(Element-and-box listings)

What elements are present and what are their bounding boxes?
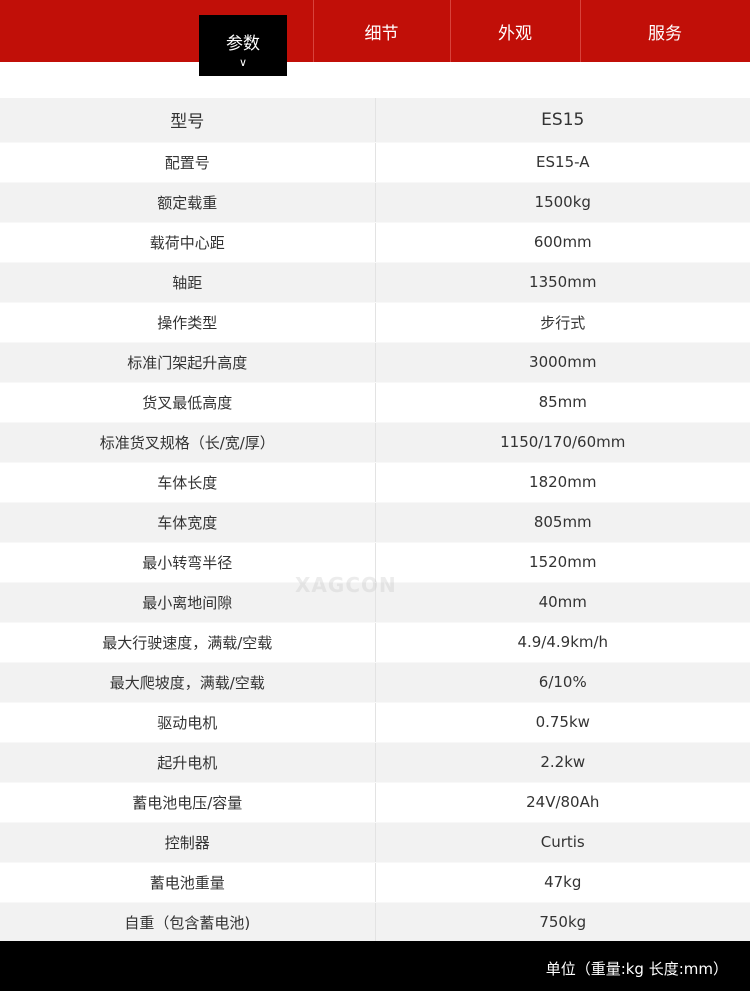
spec-value: Curtis: [375, 822, 750, 863]
tab-details[interactable]: 细节: [364, 23, 399, 44]
spec-label: 配置号: [0, 142, 376, 183]
spec-label: 轴距: [0, 262, 376, 303]
spec-label: 车体长度: [0, 462, 376, 503]
spec-value: 40mm: [375, 582, 750, 623]
table-row: 最大行驶速度，满载/空载 4.9/4.9km/h: [0, 622, 750, 663]
spec-value: 750kg: [375, 902, 750, 943]
spec-value: 1520mm: [375, 542, 750, 583]
spec-label: 标准货叉规格（长/宽/厚）: [0, 422, 376, 463]
spec-value: 步行式: [375, 302, 750, 343]
spec-value: 805mm: [375, 502, 750, 543]
spec-value: 1150/170/60mm: [375, 422, 750, 463]
chevron-down-icon: ∨: [238, 56, 248, 69]
table-row: 标准货叉规格（长/宽/厚） 1150/170/60mm: [0, 422, 750, 463]
spec-value: 24V/80Ah: [375, 782, 750, 823]
spec-label: 起升电机: [0, 742, 376, 783]
spec-label: 车体宽度: [0, 502, 376, 543]
table-row: 蓄电池电压/容量 24V/80Ah: [0, 782, 750, 823]
spec-value: 1350mm: [375, 262, 750, 303]
table-row: 蓄电池重量 47kg: [0, 862, 750, 903]
watermark-logo: XAGCON: [295, 573, 397, 597]
table-row: 操作类型 步行式: [0, 302, 750, 343]
spec-value: 85mm: [375, 382, 750, 423]
table-row: 载荷中心距 600mm: [0, 222, 750, 263]
table-row: 车体长度 1820mm: [0, 462, 750, 503]
table-row: 标准门架起升高度 3000mm: [0, 342, 750, 383]
table-row: 轴距 1350mm: [0, 262, 750, 303]
spec-label: 载荷中心距: [0, 222, 376, 263]
spec-table: 型号 ES15 配置号 ES15-A 额定载重 1500kg 载荷中心距 600mm 轴距 135…: [0, 98, 750, 943]
spec-label: 蓄电池电压/容量: [0, 782, 376, 823]
spec-label: 操作类型: [0, 302, 376, 343]
spec-value: 6/10%: [375, 662, 750, 703]
spec-label: 货叉最低高度: [0, 382, 376, 423]
spec-value: 0.75kw: [375, 702, 750, 743]
table-row: 货叉最低高度 85mm: [0, 382, 750, 423]
divider: [580, 0, 581, 62]
spec-label: 最小转弯半径: [0, 542, 376, 583]
divider: [313, 0, 314, 62]
spec-value: 600mm: [375, 222, 750, 263]
spec-label: 型号: [0, 98, 376, 143]
table-row: 最小离地间隙 40mm: [0, 582, 750, 623]
spec-value: 47kg: [375, 862, 750, 903]
spec-value: 2.2kw: [375, 742, 750, 783]
table-row: 车体宽度 805mm: [0, 502, 750, 543]
spec-label: 最小离地间隙: [0, 582, 376, 623]
spec-label: 最大行驶速度，满载/空载: [0, 622, 376, 663]
top-nav-bar: 细节 外观 服务: [0, 0, 750, 62]
table-row: 自重（包含蓄电池) 750kg: [0, 902, 750, 943]
divider: [450, 0, 451, 62]
tab-params[interactable]: 参数 ∨: [199, 15, 287, 76]
spec-label: 控制器: [0, 822, 376, 863]
spec-value: ES15-A: [375, 142, 750, 183]
spec-label: 标准门架起升高度: [0, 342, 376, 383]
spec-value: 1500kg: [375, 182, 750, 223]
table-row: 最大爬坡度，满载/空载 6/10%: [0, 662, 750, 703]
spec-label: 驱动电机: [0, 702, 376, 743]
tab-appearance[interactable]: 外观: [498, 23, 532, 44]
spec-value: 1820mm: [375, 462, 750, 503]
spec-label: 最大爬坡度，满载/空载: [0, 662, 376, 703]
table-row: 额定载重 1500kg: [0, 182, 750, 223]
tab-service[interactable]: 服务: [648, 23, 682, 44]
spec-label: 额定载重: [0, 182, 376, 223]
table-row: 型号 ES15: [0, 98, 750, 143]
spec-value: 3000mm: [375, 342, 750, 383]
spec-value: ES15: [375, 98, 750, 143]
table-row: 起升电机 2.2kw: [0, 742, 750, 783]
tab-params-label: 参数: [226, 34, 260, 54]
table-row: 配置号 ES15-A: [0, 142, 750, 183]
table-row: 最小转弯半径 1520mm: [0, 542, 750, 583]
spec-label: 自重（包含蓄电池): [0, 902, 376, 943]
table-row: 驱动电机 0.75kw: [0, 702, 750, 743]
spec-label: 蓄电池重量: [0, 862, 376, 903]
table-row: 控制器 Curtis: [0, 822, 750, 863]
spec-value: 4.9/4.9km/h: [375, 622, 750, 663]
units-footer: 单位（重量:kg 长度:mm）: [0, 941, 750, 991]
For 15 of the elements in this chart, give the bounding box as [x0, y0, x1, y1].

# WORK TO DO
Can you write out the records above again with "elements" swapped for "items" throughout, changing nothing else and leaving out the pictures?

# EXPECTED ANSWER
What items are present and what are their bounding boxes?
spec-value: Curtis: [375, 822, 750, 863]
tab-details[interactable]: 细节: [364, 23, 399, 44]
spec-label: 配置号: [0, 142, 376, 183]
spec-label: 轴距: [0, 262, 376, 303]
spec-label: 车体长度: [0, 462, 376, 503]
spec-value: 40mm: [375, 582, 750, 623]
table-row: 最大行驶速度，满载/空载 4.9/4.9km/h: [0, 622, 750, 663]
spec-value: 750kg: [375, 902, 750, 943]
spec-value: 1520mm: [375, 542, 750, 583]
spec-label: 标准货叉规格（长/宽/厚）: [0, 422, 376, 463]
spec-value: 步行式: [375, 302, 750, 343]
spec-value: 805mm: [375, 502, 750, 543]
spec-value: 1150/170/60mm: [375, 422, 750, 463]
chevron-down-icon: ∨: [238, 56, 248, 69]
table-row: 标准货叉规格（长/宽/厚） 1150/170/60mm: [0, 422, 750, 463]
spec-value: 24V/80Ah: [375, 782, 750, 823]
spec-label: 起升电机: [0, 742, 376, 783]
spec-label: 车体宽度: [0, 502, 376, 543]
table-row: 蓄电池电压/容量 24V/80Ah: [0, 782, 750, 823]
spec-value: 1350mm: [375, 262, 750, 303]
table-row: 蓄电池重量 47kg: [0, 862, 750, 903]
watermark-logo: XAGCON: [295, 573, 397, 597]
table-row: 操作类型 步行式: [0, 302, 750, 343]
spec-value: 85mm: [375, 382, 750, 423]
table-row: 载荷中心距 600mm: [0, 222, 750, 263]
table-row: 车体长度 1820mm: [0, 462, 750, 503]
table-row: 标准门架起升高度 3000mm: [0, 342, 750, 383]
table-row: 轴距 1350mm: [0, 262, 750, 303]
spec-label: 载荷中心距: [0, 222, 376, 263]
spec-table: 型号 ES15 配置号 ES15-A 额定载重 1500kg 载荷中心距 600mm 轴距 135…: [0, 98, 750, 943]
spec-label: 蓄电池电压/容量: [0, 782, 376, 823]
spec-label: 操作类型: [0, 302, 376, 343]
spec-value: 6/10%: [375, 662, 750, 703]
spec-label: 货叉最低高度: [0, 382, 376, 423]
spec-value: 0.75kw: [375, 702, 750, 743]
table-row: 货叉最低高度 85mm: [0, 382, 750, 423]
divider: [580, 0, 581, 62]
spec-label: 最小转弯半径: [0, 542, 376, 583]
divider: [313, 0, 314, 62]
spec-value: 600mm: [375, 222, 750, 263]
spec-label: 型号: [0, 98, 376, 143]
table-row: 最小离地间隙 40mm: [0, 582, 750, 623]
spec-value: 47kg: [375, 862, 750, 903]
spec-value: 2.2kw: [375, 742, 750, 783]
table-row: 车体宽度 805mm: [0, 502, 750, 543]
spec-label: 最小离地间隙: [0, 582, 376, 623]
spec-label: 最大行驶速度，满载/空载: [0, 622, 376, 663]
top-nav-bar: 细节 外观 服务: [0, 0, 750, 62]
table-row: 自重（包含蓄电池) 750kg: [0, 902, 750, 943]
divider: [450, 0, 451, 62]
tab-params[interactable]: 参数 ∨: [199, 15, 287, 76]
spec-label: 控制器: [0, 822, 376, 863]
spec-value: ES15-A: [375, 142, 750, 183]
spec-label: 标准门架起升高度: [0, 342, 376, 383]
spec-value: 1500kg: [375, 182, 750, 223]
table-row: 最大爬坡度，满载/空载 6/10%: [0, 662, 750, 703]
spec-label: 驱动电机: [0, 702, 376, 743]
tab-appearance[interactable]: 外观: [498, 23, 532, 44]
spec-value: 1820mm: [375, 462, 750, 503]
spec-label: 最大爬坡度，满载/空载: [0, 662, 376, 703]
table-row: 额定载重 1500kg: [0, 182, 750, 223]
tab-service[interactable]: 服务: [648, 23, 682, 44]
spec-label: 额定载重: [0, 182, 376, 223]
table-row: 型号 ES15: [0, 98, 750, 143]
spec-value: 3000mm: [375, 342, 750, 383]
spec-value: ES15: [375, 98, 750, 143]
table-row: 起升电机 2.2kw: [0, 742, 750, 783]
tab-params-label: 参数: [226, 34, 260, 54]
table-row: 配置号 ES15-A: [0, 142, 750, 183]
table-row: 最小转弯半径 1520mm: [0, 542, 750, 583]
spec-label: 自重（包含蓄电池): [0, 902, 376, 943]
table-row: 驱动电机 0.75kw: [0, 702, 750, 743]
spec-label: 蓄电池重量: [0, 862, 376, 903]
table-row: 控制器 Curtis: [0, 822, 750, 863]
spec-value: 4.9/4.9km/h: [375, 622, 750, 663]
units-footer: 单位（重量:kg 长度:mm）: [0, 941, 750, 991]
For 15 of the items in this chart, give the bounding box as [x0, y0, x1, y1].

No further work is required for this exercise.